__Given request__. Exactly repeat all the records below, omitting the images they hold.

BEGIN Data listing

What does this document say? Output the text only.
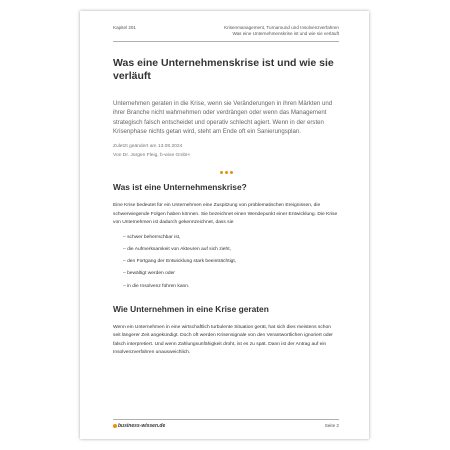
Kapitel 201	Krisenmanagement, Turnaround und Insolvenzverfahren
Was eine Unternehmenskrise ist und wie sie verläuft
Was eine Unternehmenskrise ist und wie sie verläuft

Unternehmen geraten in die Krise, wenn sie Veränderungen in ihren Märkten und ihrer Branche nicht wahrnehmen oder verdrängen oder wenn das Management strategisch falsch entscheidet und operativ schlecht agiert. Wenn in der ersten Krisenphase nichts getan wird, steht am Ende oft ein Sanierungsplan.

Zuletzt geändert am 13.08.2024
Von Dr. Jürgen Fleig, b-wise GmbH
Was ist eine Unternehmenskrise?

Eine Krise bedeutet für ein Unternehmen eine Zuspitzung von problematischen Ereignissen, die schwerwiegende Folgen haben können. Sie bezeichnet einen Wendepunkt einer Entwicklung. Die Krise von Unternehmen ist dadurch gekennzeichnet, dass sie

– schwer beherrschbar ist,
– die Aufmerksamkeit von Akteuren auf sich zieht,
– den Fortgang der Entwicklung stark beeinträchtigt,
– bewältigt werden oder
– in die Insolvenz führen kann.
Wie Unternehmen in eine Krise geraten

Wenn ein Unternehmen in eine wirtschaftlich turbulente Situation gerät, hat sich dies meistens schon seit längerer Zeit angekündigt. Doch oft werden Krisensignale von den Verantwortlichen ignoriert oder falsch interpretiert. Und wenn Zahlungsunfähigkeit droht, ist es zu spät. Dann ist der Antrag auf ein Insolvenzverfahren unausweichlich.

business-wissen.de	Seite 2
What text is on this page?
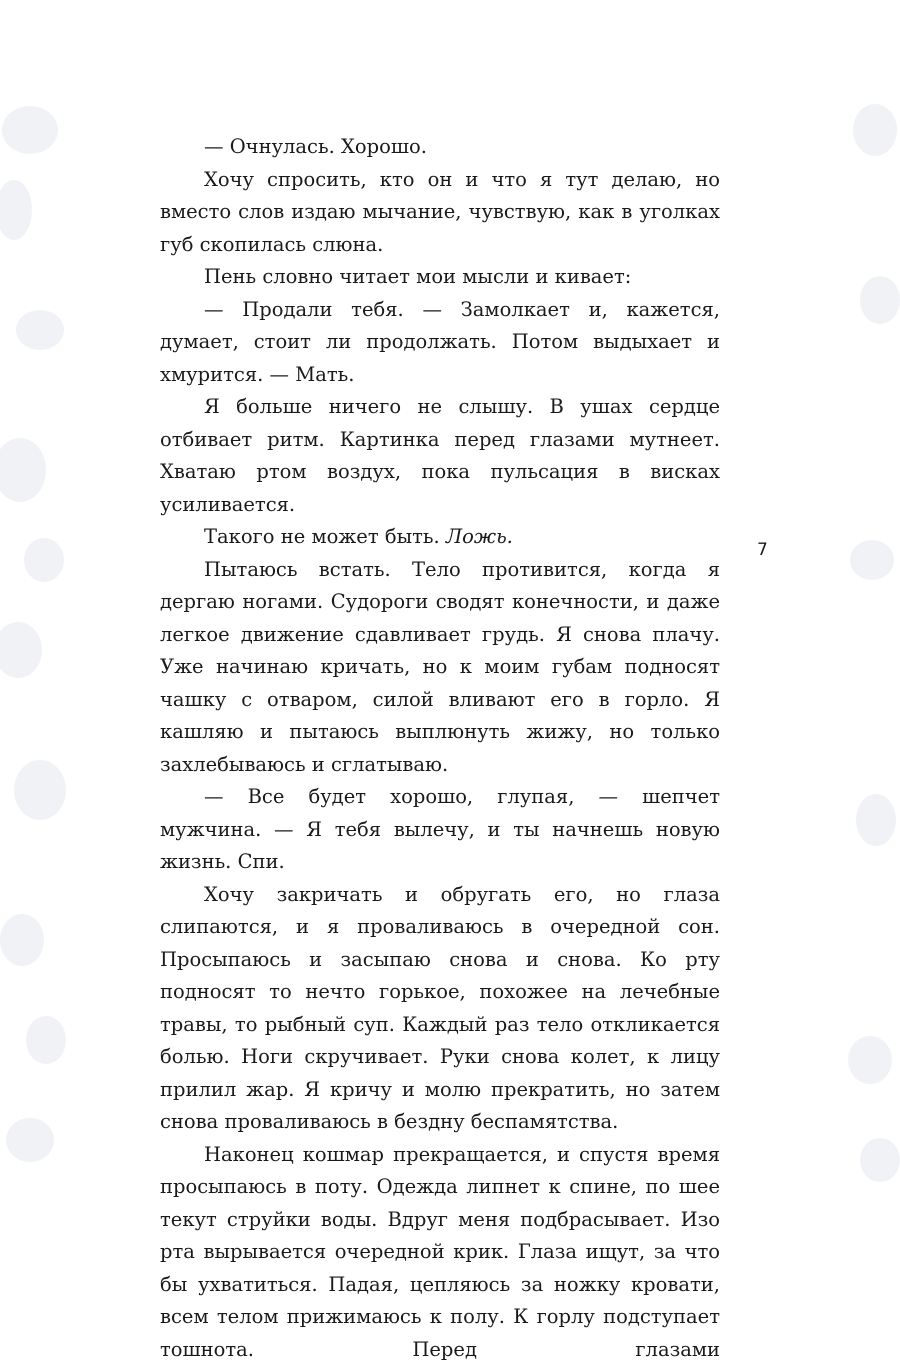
— Очнулась. Хорошо.

Хочу спросить, кто он и что я тут делаю, но вместо слов издаю мычание, чувствую, как в уголках губ скопилась слюна.

Пень словно читает мои мысли и кивает:

— Продали тебя. — Замолкает и, кажется, думает, стоит ли продолжать. Потом выдыхает и хмурится. — Мать.

Я больше ничего не слышу. В ушах сердце отбивает ритм. Картинка перед глазами мутнеет. Хватаю ртом воздух, пока пульсация в висках усиливается.

Такого не может быть. Ложь.

Пытаюсь встать. Тело противится, когда я дергаю ногами. Судороги сводят конечности, и даже легкое движение сдавливает грудь. Я снова плачу. Уже начинаю кричать, но к моим губам подносят чашку с отваром, силой вливают его в горло. Я кашляю и пытаюсь выплюнуть жижу, но только захлебываюсь и сглатываю.

— Все будет хорошо, глупая, — шепчет мужчина. — Я тебя вылечу, и ты начнешь новую жизнь. Спи.

Хочу закричать и обругать его, но глаза слипаются, и я проваливаюсь в очередной сон. Просыпаюсь и засыпаю снова и снова. Ко рту подносят то нечто горькое, похожее на лечебные травы, то рыбный суп. Каждый раз тело откликается болью. Ноги скручивает. Руки снова колет, к лицу прилил жар. Я кричу и молю прекратить, но затем снова проваливаюсь в бездну беспамятства.

Наконец кошмар прекращается, и спустя время просыпаюсь в поту. Одежда липнет к спине, по шее текут струйки воды. Вдруг меня подбрасывает. Изо рта вырывается очередной крик. Глаза ищут, за что бы ухватиться. Падая, цепляюсь за ножку кровати, всем телом прижимаюсь к полу. К горлу подступает тошнота. Перед глазами

7
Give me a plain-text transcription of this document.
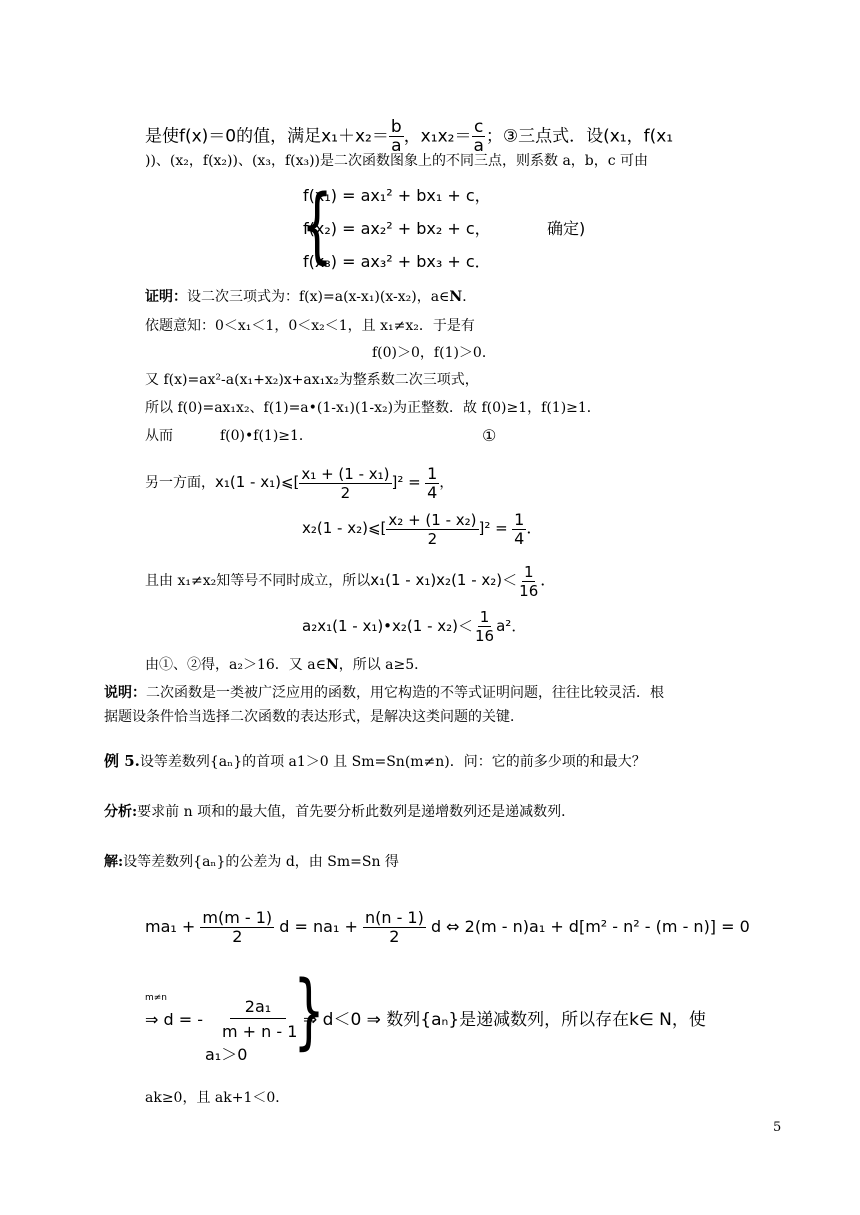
是使f(x)＝0的值，满足$x_1+x_2= \frac{b}{a}$ ，$x_1x_2= \frac{c}{a}$ ；③三点式．设(x₁，f(x₁
))、(x₂，f(x₂))、(x₃，f(x₃))是二次函数图象上的不同三点，则系数 a，b，c 可由
{
f(x₁) = ax₁² + bx₁ + c，
f(x₂) = ax₂² + bx₂ + c，	确定)
f(x₃) = ax₃² + bx₃ + c．
证明：设二次三项式为：f(x)=a(x-x₁)(x-x₂)，a∈N．
依题意知：0＜x₁＜1，0＜x₂＜1，且 x₁≠x₂．于是有
f(0)＞0，f(1)＞0．
又 f(x)=ax²-a(x₁+x₂)x+ax₁x₂为整系数二次三项式，
所以 f(0)=ax₁x₂、f(1)=a•(1-x₁)(1-x₂)为正整数．故 f(0)≥1，f(1)≥1．
从而	f(0)•f(1)≥1．	①
另一方面，x₁(1 - x₁)⩽[ $\frac{\text{x₁ + (1 - x₁)}}{2} ]^2 = \frac{1}{4}$ ，
x₂(1 - x₂)⩽[ $\frac{\text{x₂ + (1 - x₂)}}{2} ]^2 = \frac{1}{4}$ ．
且由 x₁≠x₂知等号不同时成立，所以$x_1(1 - x_1)x_2(1 - x_2)< \frac{1}{16}$ ．
a₂x₁(1 - x₁)•x₂(1 - $x_2)< \frac{1}{16} a^2$．
由①、②得，a₂＞16．又 a∈N，所以 a≥5．
说明：二次函数是一类被广泛应用的函数，用它构造的不等式证明问题，往往比较灵活．根
据题设条件恰当选择二次函数的表达形式，是解决这类问题的关键．
例 5.设等差数列{aₙ}的首项 a1＞0 且 Sm=Sn(m≠n)．问：它的前多少项的和最大？
分析:要求前 n 项和的最大值，首先要分析此数列是递增数列还是递减数列．
解:设等差数列{aₙ}的公差为 d，由 Sm=Sn 得
$ma_1 + \frac{m(m - 1)}{2}$ $d = na_1 + \frac{n(n - 1)}{2}$ d ⇔ 2(m - n)a₁ + d[m² - n² - (m - n)] = 0
m≠n
⇒ d = -
2a₁
m + n - 1
a₁＞0 }
⇒ d＜0 ⇒ 数列{aₙ}是递减数列，所以存在k∈ N，使
ak≥0，且 ak+1＜0．
5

END Data listing

__Solution to this problem__.
What does this document say? Output the text only.
Kapitel 201	Krisenmanagement, Turnaround und Insolvenzverfahren
Was eine Unternehmenskrise ist und wie sie verläuft
Was eine Unternehmenskrise ist und wie sie verläuft

Unternehmen geraten in die Krise, wenn sie Veränderungen in ihren Märkten und ihrer Branche nicht wahrnehmen oder verdrängen oder wenn das Management strategisch falsch entscheidet und operativ schlecht agiert. Wenn in der ersten Krisenphase nichts getan wird, steht am Ende oft ein Sanierungsplan.

Zuletzt geändert am 13.08.2024
Von Dr. Jürgen Fleig, b-wise GmbH
Was ist eine Unternehmenskrise?

Eine Krise bedeutet für ein Unternehmen eine Zuspitzung von problematischen Ereignissen, die schwerwiegende Folgen haben können. Sie bezeichnet einen Wendepunkt einer Entwicklung. Die Krise von Unternehmen ist dadurch gekennzeichnet, dass sie

– schwer beherrschbar ist,
– die Aufmerksamkeit von Akteuren auf sich zieht,
– den Fortgang der Entwicklung stark beeinträchtigt,
– bewältigt werden oder
– in die Insolvenz führen kann.
Wie Unternehmen in eine Krise geraten

Wenn ein Unternehmen in eine wirtschaftlich turbulente Situation gerät, hat sich dies meistens schon seit längerer Zeit angekündigt. Doch oft werden Krisensignale von den Verantwortlichen ignoriert oder falsch interpretiert. Und wenn Zahlungsunfähigkeit droht, ist es zu spät. Dann ist der Antrag auf ein Insolvenzverfahren unausweichlich.

business-wissen.de	Seite 2
What text is on this page?
— Очнулась. Хорошо.

Хочу спросить, кто он и что я тут делаю, но вместо слов издаю мычание, чувствую, как в уголках губ скопилась слюна.

Пень словно читает мои мысли и кивает:

— Продали тебя. — Замолкает и, кажется, думает, стоит ли продолжать. Потом выдыхает и хмурится. — Мать.

Я больше ничего не слышу. В ушах сердце отбивает ритм. Картинка перед глазами мутнеет. Хватаю ртом воздух, пока пульсация в висках усиливается.

Такого не может быть. Ложь.

Пытаюсь встать. Тело противится, когда я дергаю ногами. Судороги сводят конечности, и даже легкое движение сдавливает грудь. Я снова плачу. Уже начинаю кричать, но к моим губам подносят чашку с отваром, силой вливают его в горло. Я кашляю и пытаюсь выплюнуть жижу, но только захлебываюсь и сглатываю.

— Все будет хорошо, глупая, — шепчет мужчина. — Я тебя вылечу, и ты начнешь новую жизнь. Спи.

Хочу закричать и обругать его, но глаза слипаются, и я проваливаюсь в очередной сон. Просыпаюсь и засыпаю снова и снова. Ко рту подносят то нечто горькое, похожее на лечебные травы, то рыбный суп. Каждый раз тело откликается болью. Ноги скручивает. Руки снова колет, к лицу прилил жар. Я кричу и молю прекратить, но затем снова проваливаюсь в бездну беспамятства.

Наконец кошмар прекращается, и спустя время просыпаюсь в поту. Одежда липнет к спине, по шее текут струйки воды. Вдруг меня подбрасывает. Изо рта вырывается очередной крик. Глаза ищут, за что бы ухватиться. Падая, цепляюсь за ножку кровати, всем телом прижимаюсь к полу. К горлу подступает тошнота. Перед глазами

7
Give me a plain-text transcription of this document.
是使f(x)＝0的值，满足$x_1+x_2= \frac{b}{a}$ ，$x_1x_2= \frac{c}{a}$ ；③三点式．设(x₁，f(x₁
))、(x₂，f(x₂))、(x₃，f(x₃))是二次函数图象上的不同三点，则系数 a，b，c 可由
{
f(x₁) = ax₁² + bx₁ + c，
f(x₂) = ax₂² + bx₂ + c，	确定)
f(x₃) = ax₃² + bx₃ + c．
证明：设二次三项式为：f(x)=a(x-x₁)(x-x₂)，a∈N．
依题意知：0＜x₁＜1，0＜x₂＜1，且 x₁≠x₂．于是有
f(0)＞0，f(1)＞0．
又 f(x)=ax²-a(x₁+x₂)x+ax₁x₂为整系数二次三项式，
所以 f(0)=ax₁x₂、f(1)=a•(1-x₁)(1-x₂)为正整数．故 f(0)≥1，f(1)≥1．
从而	f(0)•f(1)≥1．	①
另一方面，x₁(1 - x₁)⩽[ $\frac{\text{x₁ + (1 - x₁)}}{2} ]^2 = \frac{1}{4}$ ，
x₂(1 - x₂)⩽[ $\frac{\text{x₂ + (1 - x₂)}}{2} ]^2 = \frac{1}{4}$ ．
且由 x₁≠x₂知等号不同时成立，所以$x_1(1 - x_1)x_2(1 - x_2)< \frac{1}{16}$ ．
a₂x₁(1 - x₁)•x₂(1 - $x_2)< \frac{1}{16} a^2$．
由①、②得，a₂＞16．又 a∈N，所以 a≥5．
说明：二次函数是一类被广泛应用的函数，用它构造的不等式证明问题，往往比较灵活．根
据题设条件恰当选择二次函数的表达形式，是解决这类问题的关键．
例 5.设等差数列{aₙ}的首项 a1＞0 且 Sm=Sn(m≠n)．问：它的前多少项的和最大？
分析:要求前 n 项和的最大值，首先要分析此数列是递增数列还是递减数列．
解:设等差数列{aₙ}的公差为 d，由 Sm=Sn 得
$ma_1 + \frac{m(m - 1)}{2}$ $d = na_1 + \frac{n(n - 1)}{2}$ d ⇔ 2(m - n)a₁ + d[m² - n² - (m - n)] = 0
m≠n
⇒ d = -
2a₁
m + n - 1
a₁＞0 }
⇒ d＜0 ⇒ 数列{aₙ}是递减数列，所以存在k∈ N，使
ak≥0，且 ak+1＜0．
5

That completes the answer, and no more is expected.